Provided data:
* Begin *
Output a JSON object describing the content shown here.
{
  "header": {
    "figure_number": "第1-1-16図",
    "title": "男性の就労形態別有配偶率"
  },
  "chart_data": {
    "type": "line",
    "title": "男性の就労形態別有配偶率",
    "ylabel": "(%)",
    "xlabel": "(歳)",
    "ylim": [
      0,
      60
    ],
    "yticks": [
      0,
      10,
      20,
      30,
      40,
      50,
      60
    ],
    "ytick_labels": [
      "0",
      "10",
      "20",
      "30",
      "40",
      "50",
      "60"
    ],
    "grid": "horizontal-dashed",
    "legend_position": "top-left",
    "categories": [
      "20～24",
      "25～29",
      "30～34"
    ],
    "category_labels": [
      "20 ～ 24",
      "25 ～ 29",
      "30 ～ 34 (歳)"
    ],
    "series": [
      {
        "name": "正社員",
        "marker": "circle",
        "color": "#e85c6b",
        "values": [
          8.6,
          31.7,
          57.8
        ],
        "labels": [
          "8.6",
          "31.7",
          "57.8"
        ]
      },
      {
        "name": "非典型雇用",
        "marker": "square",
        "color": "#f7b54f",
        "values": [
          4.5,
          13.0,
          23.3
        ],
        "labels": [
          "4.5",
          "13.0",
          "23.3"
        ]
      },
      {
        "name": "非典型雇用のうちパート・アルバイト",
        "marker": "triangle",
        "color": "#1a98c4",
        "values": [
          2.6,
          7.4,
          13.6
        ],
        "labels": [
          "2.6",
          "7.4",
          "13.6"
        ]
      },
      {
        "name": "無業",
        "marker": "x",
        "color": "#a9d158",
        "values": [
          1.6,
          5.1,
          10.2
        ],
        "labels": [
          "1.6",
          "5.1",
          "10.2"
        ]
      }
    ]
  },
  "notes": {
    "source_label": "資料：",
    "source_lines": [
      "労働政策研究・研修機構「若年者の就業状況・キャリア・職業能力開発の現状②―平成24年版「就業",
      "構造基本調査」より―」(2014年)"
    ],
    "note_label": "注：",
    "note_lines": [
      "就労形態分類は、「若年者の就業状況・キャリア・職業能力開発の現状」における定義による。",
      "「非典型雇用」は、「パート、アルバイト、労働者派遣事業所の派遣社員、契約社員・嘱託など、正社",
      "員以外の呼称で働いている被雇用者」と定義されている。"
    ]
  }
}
* End *
What is needed:
Scan the material for lines with the word "キャリア", and copy each line you find.

Complete response:
      "労働政策研究・研修機構「若年者の就業状況・キャリア・職業能力開発の現状②―平成24年版「就業",
      "就労形態分類は、「若年者の就業状況・キャリア・職業能力開発の現状」における定義による。",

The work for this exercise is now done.